Direction -
Write out all the entries word for word and omit any pictures.

Data in this exercise -
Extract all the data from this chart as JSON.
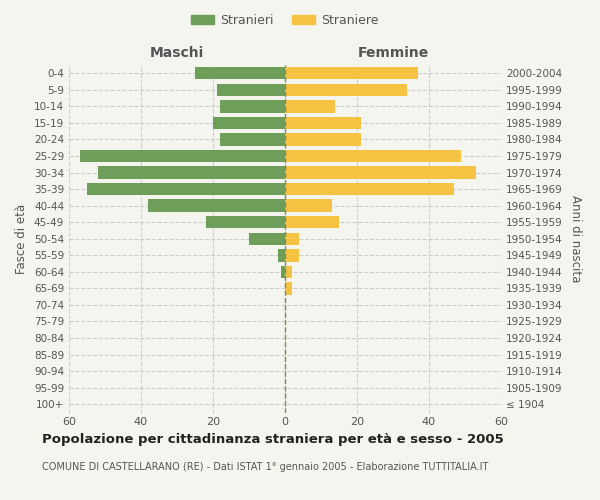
{
  "age_groups": [
    "100+",
    "95-99",
    "90-94",
    "85-89",
    "80-84",
    "75-79",
    "70-74",
    "65-69",
    "60-64",
    "55-59",
    "50-54",
    "45-49",
    "40-44",
    "35-39",
    "30-34",
    "25-29",
    "20-24",
    "15-19",
    "10-14",
    "5-9",
    "0-4"
  ],
  "birth_years": [
    "≤ 1904",
    "1905-1909",
    "1910-1914",
    "1915-1919",
    "1920-1924",
    "1925-1929",
    "1930-1934",
    "1935-1939",
    "1940-1944",
    "1945-1949",
    "1950-1954",
    "1955-1959",
    "1960-1964",
    "1965-1969",
    "1970-1974",
    "1975-1979",
    "1980-1984",
    "1985-1989",
    "1990-1994",
    "1995-1999",
    "2000-2004"
  ],
  "maschi": [
    0,
    0,
    0,
    0,
    0,
    0,
    0,
    0,
    1,
    2,
    10,
    22,
    38,
    55,
    52,
    57,
    18,
    20,
    18,
    19,
    25
  ],
  "femmine": [
    0,
    0,
    0,
    0,
    0,
    0,
    0,
    2,
    2,
    4,
    4,
    15,
    13,
    47,
    53,
    49,
    21,
    21,
    14,
    34,
    37
  ],
  "male_color": "#6d9e5a",
  "female_color": "#f5c242",
  "grid_color": "#cccccc",
  "bg_color": "#f5f5f0",
  "text_color": "#555555",
  "center_line_color": "#888855",
  "title": "Popolazione per cittadinanza straniera per età e sesso - 2005",
  "subtitle": "COMUNE DI CASTELLARANO (RE) - Dati ISTAT 1° gennaio 2005 - Elaborazione TUTTITALIA.IT",
  "xlabel_left": "Maschi",
  "xlabel_right": "Femmine",
  "ylabel_left": "Fasce di età",
  "ylabel_right": "Anni di nascita",
  "legend_male": "Stranieri",
  "legend_female": "Straniere",
  "xlim": 60
}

Exercise result -
Extract all the data from this chart as JSON.
{
  "age_groups": [
    "100+",
    "95-99",
    "90-94",
    "85-89",
    "80-84",
    "75-79",
    "70-74",
    "65-69",
    "60-64",
    "55-59",
    "50-54",
    "45-49",
    "40-44",
    "35-39",
    "30-34",
    "25-29",
    "20-24",
    "15-19",
    "10-14",
    "5-9",
    "0-4"
  ],
  "birth_years": [
    "≤ 1904",
    "1905-1909",
    "1910-1914",
    "1915-1919",
    "1920-1924",
    "1925-1929",
    "1930-1934",
    "1935-1939",
    "1940-1944",
    "1945-1949",
    "1950-1954",
    "1955-1959",
    "1960-1964",
    "1965-1969",
    "1970-1974",
    "1975-1979",
    "1980-1984",
    "1985-1989",
    "1990-1994",
    "1995-1999",
    "2000-2004"
  ],
  "maschi": [
    0,
    0,
    0,
    0,
    0,
    0,
    0,
    0,
    1,
    2,
    10,
    22,
    38,
    55,
    52,
    57,
    18,
    20,
    18,
    19,
    25
  ],
  "femmine": [
    0,
    0,
    0,
    0,
    0,
    0,
    0,
    2,
    2,
    4,
    4,
    15,
    13,
    47,
    53,
    49,
    21,
    21,
    14,
    34,
    37
  ],
  "male_color": "#6d9e5a",
  "female_color": "#f5c242",
  "grid_color": "#cccccc",
  "bg_color": "#f5f5f0",
  "text_color": "#555555",
  "center_line_color": "#888855",
  "title": "Popolazione per cittadinanza straniera per età e sesso - 2005",
  "subtitle": "COMUNE DI CASTELLARANO (RE) - Dati ISTAT 1° gennaio 2005 - Elaborazione TUTTITALIA.IT",
  "xlabel_left": "Maschi",
  "xlabel_right": "Femmine",
  "ylabel_left": "Fasce di età",
  "ylabel_right": "Anni di nascita",
  "legend_male": "Stranieri",
  "legend_female": "Straniere",
  "xlim": 60
}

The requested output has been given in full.